| Exercise description |
Quote the records beneath, complete and exact. Leave out images.
========================================
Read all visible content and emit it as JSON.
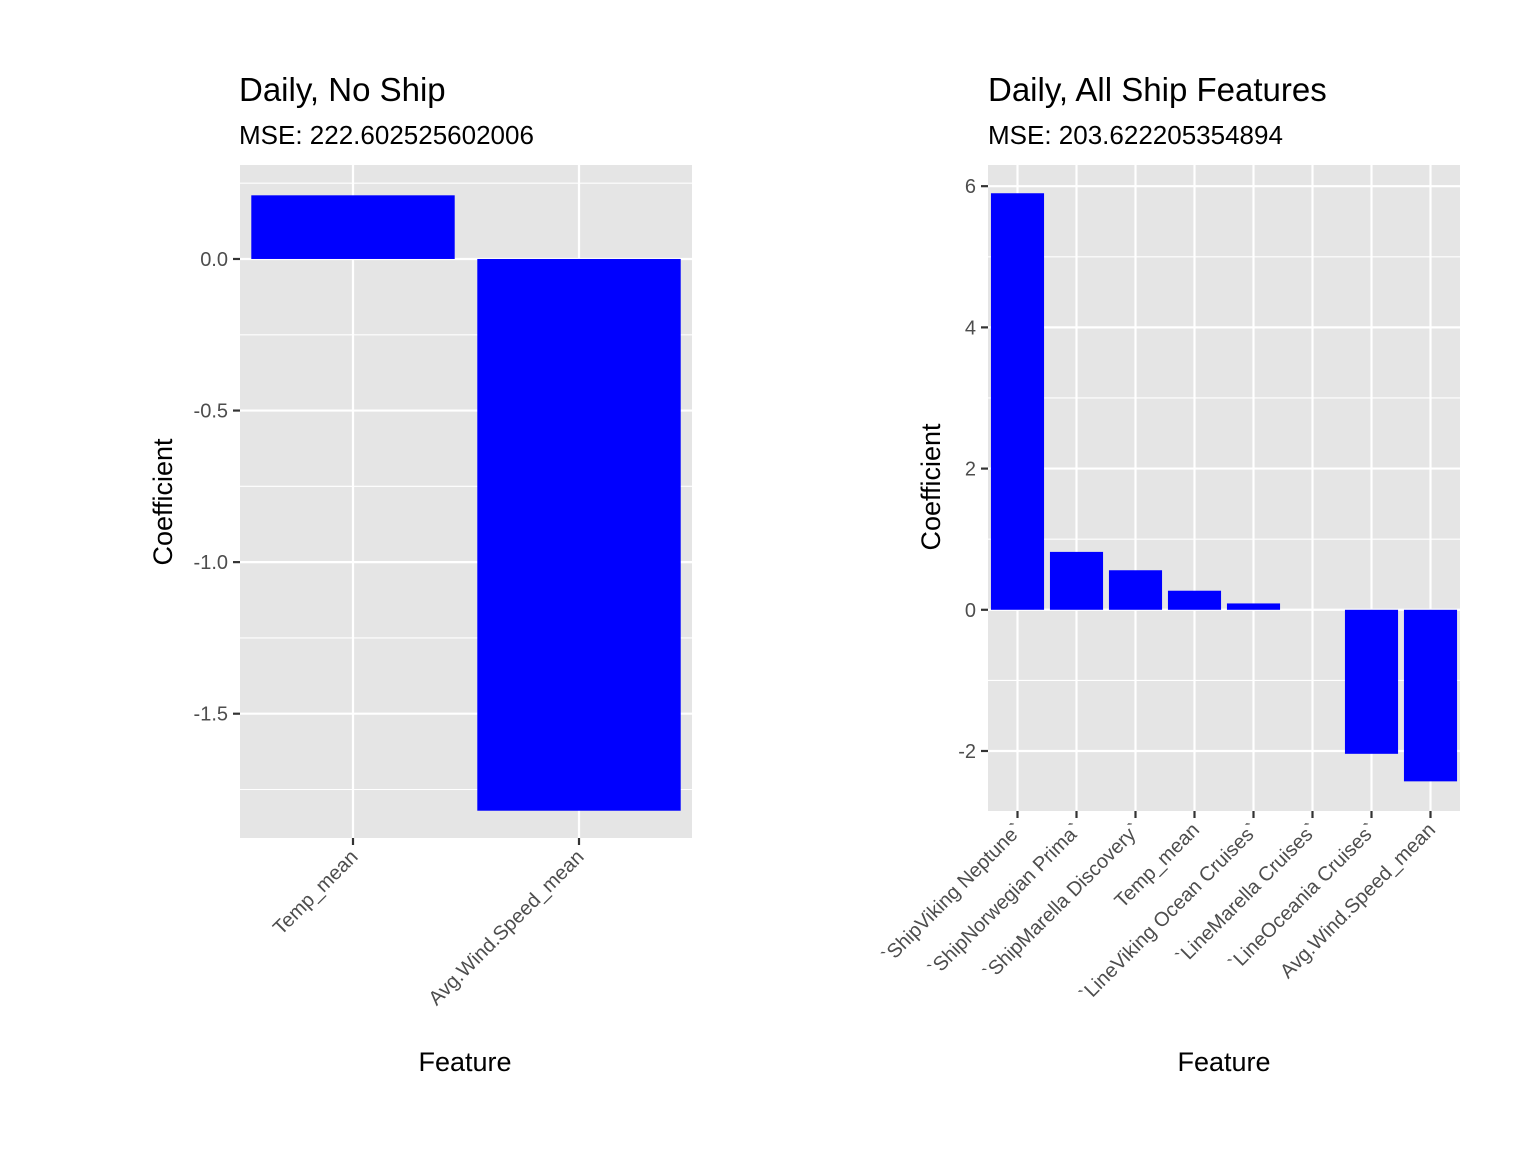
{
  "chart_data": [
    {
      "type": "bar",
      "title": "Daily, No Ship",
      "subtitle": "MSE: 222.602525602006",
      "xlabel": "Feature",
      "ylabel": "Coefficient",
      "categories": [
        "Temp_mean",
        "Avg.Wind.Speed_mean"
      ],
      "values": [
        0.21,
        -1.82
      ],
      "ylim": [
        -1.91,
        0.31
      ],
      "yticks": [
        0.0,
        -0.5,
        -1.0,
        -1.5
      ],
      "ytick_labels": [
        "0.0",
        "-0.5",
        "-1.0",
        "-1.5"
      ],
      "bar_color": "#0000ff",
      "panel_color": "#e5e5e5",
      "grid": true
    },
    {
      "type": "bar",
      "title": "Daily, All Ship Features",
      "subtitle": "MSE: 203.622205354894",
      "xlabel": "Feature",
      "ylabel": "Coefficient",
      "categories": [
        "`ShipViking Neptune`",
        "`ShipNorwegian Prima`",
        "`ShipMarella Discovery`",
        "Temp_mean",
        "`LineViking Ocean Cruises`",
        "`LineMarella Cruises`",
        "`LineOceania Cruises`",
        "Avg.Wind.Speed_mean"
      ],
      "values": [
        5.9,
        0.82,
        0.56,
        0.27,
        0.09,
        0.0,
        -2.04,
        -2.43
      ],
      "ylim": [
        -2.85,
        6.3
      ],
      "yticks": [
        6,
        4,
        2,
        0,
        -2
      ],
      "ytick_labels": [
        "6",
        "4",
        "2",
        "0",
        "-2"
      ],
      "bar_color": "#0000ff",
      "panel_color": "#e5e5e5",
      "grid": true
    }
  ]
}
========================================
| Final answer |
Read all visible content and emit it as JSON.
{
  "chart_data": [
    {
      "type": "bar",
      "title": "Daily, No Ship",
      "subtitle": "MSE: 222.602525602006",
      "xlabel": "Feature",
      "ylabel": "Coefficient",
      "categories": [
        "Temp_mean",
        "Avg.Wind.Speed_mean"
      ],
      "values": [
        0.21,
        -1.82
      ],
      "ylim": [
        -1.91,
        0.31
      ],
      "yticks": [
        0.0,
        -0.5,
        -1.0,
        -1.5
      ],
      "ytick_labels": [
        "0.0",
        "-0.5",
        "-1.0",
        "-1.5"
      ],
      "bar_color": "#0000ff",
      "panel_color": "#e5e5e5",
      "grid": true
    },
    {
      "type": "bar",
      "title": "Daily, All Ship Features",
      "subtitle": "MSE: 203.622205354894",
      "xlabel": "Feature",
      "ylabel": "Coefficient",
      "categories": [
        "`ShipViking Neptune`",
        "`ShipNorwegian Prima`",
        "`ShipMarella Discovery`",
        "Temp_mean",
        "`LineViking Ocean Cruises`",
        "`LineMarella Cruises`",
        "`LineOceania Cruises`",
        "Avg.Wind.Speed_mean"
      ],
      "values": [
        5.9,
        0.82,
        0.56,
        0.27,
        0.09,
        0.0,
        -2.04,
        -2.43
      ],
      "ylim": [
        -2.85,
        6.3
      ],
      "yticks": [
        6,
        4,
        2,
        0,
        -2
      ],
      "ytick_labels": [
        "6",
        "4",
        "2",
        "0",
        "-2"
      ],
      "bar_color": "#0000ff",
      "panel_color": "#e5e5e5",
      "grid": true
    }
  ]
}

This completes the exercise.